**Instructions for the task:** Without the images, write out all of the following entries exactly.

--- Records for the task ---

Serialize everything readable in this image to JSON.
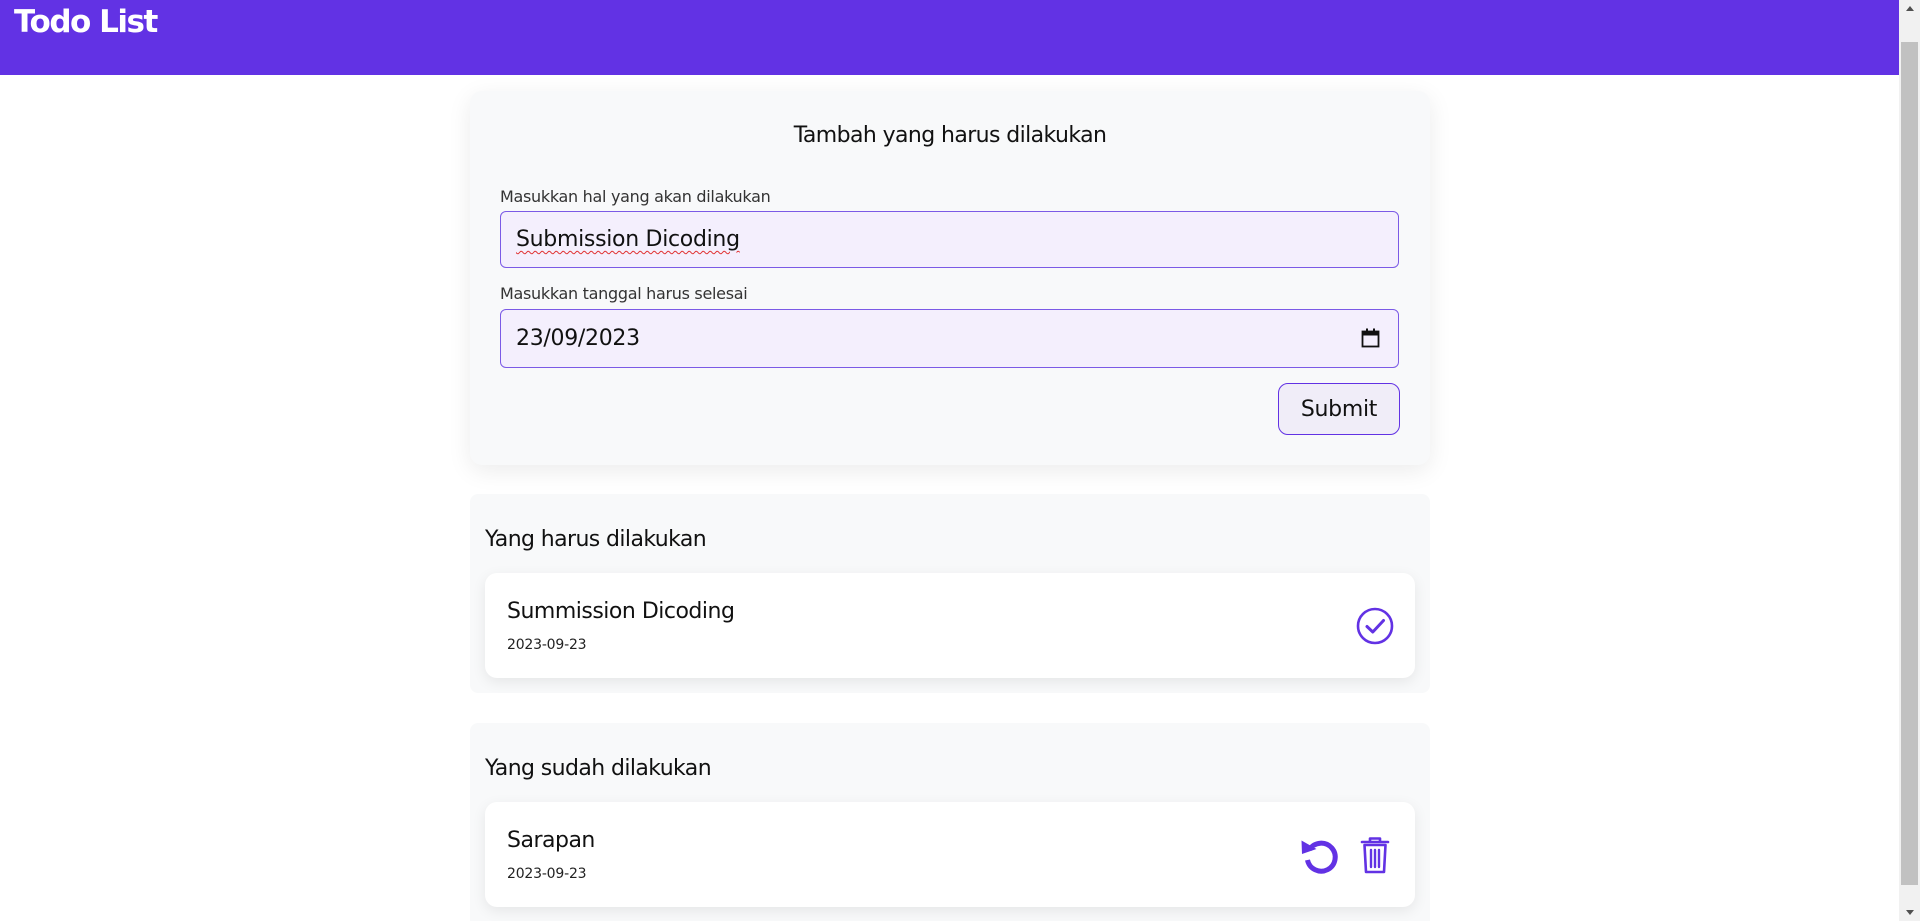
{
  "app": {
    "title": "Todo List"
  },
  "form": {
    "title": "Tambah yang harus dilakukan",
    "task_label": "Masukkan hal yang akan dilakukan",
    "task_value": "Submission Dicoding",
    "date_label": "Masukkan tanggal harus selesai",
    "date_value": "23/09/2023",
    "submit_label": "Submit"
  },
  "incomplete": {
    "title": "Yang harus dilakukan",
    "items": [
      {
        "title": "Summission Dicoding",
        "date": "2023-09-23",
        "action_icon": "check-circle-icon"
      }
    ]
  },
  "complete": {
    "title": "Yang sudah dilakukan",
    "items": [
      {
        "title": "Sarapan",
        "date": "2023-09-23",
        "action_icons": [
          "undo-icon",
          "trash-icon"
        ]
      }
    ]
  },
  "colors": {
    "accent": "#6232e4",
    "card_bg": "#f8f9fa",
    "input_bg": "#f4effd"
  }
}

---

**Answer to the exercise:**
Serialize everything readable in this image to JSON.
{
  "app": {
    "title": "Todo List"
  },
  "form": {
    "title": "Tambah yang harus dilakukan",
    "task_label": "Masukkan hal yang akan dilakukan",
    "task_value": "Submission Dicoding",
    "date_label": "Masukkan tanggal harus selesai",
    "date_value": "23/09/2023",
    "submit_label": "Submit"
  },
  "incomplete": {
    "title": "Yang harus dilakukan",
    "items": [
      {
        "title": "Summission Dicoding",
        "date": "2023-09-23",
        "action_icon": "check-circle-icon"
      }
    ]
  },
  "complete": {
    "title": "Yang sudah dilakukan",
    "items": [
      {
        "title": "Sarapan",
        "date": "2023-09-23",
        "action_icons": [
          "undo-icon",
          "trash-icon"
        ]
      }
    ]
  },
  "colors": {
    "accent": "#6232e4",
    "card_bg": "#f8f9fa",
    "input_bg": "#f4effd"
  }
}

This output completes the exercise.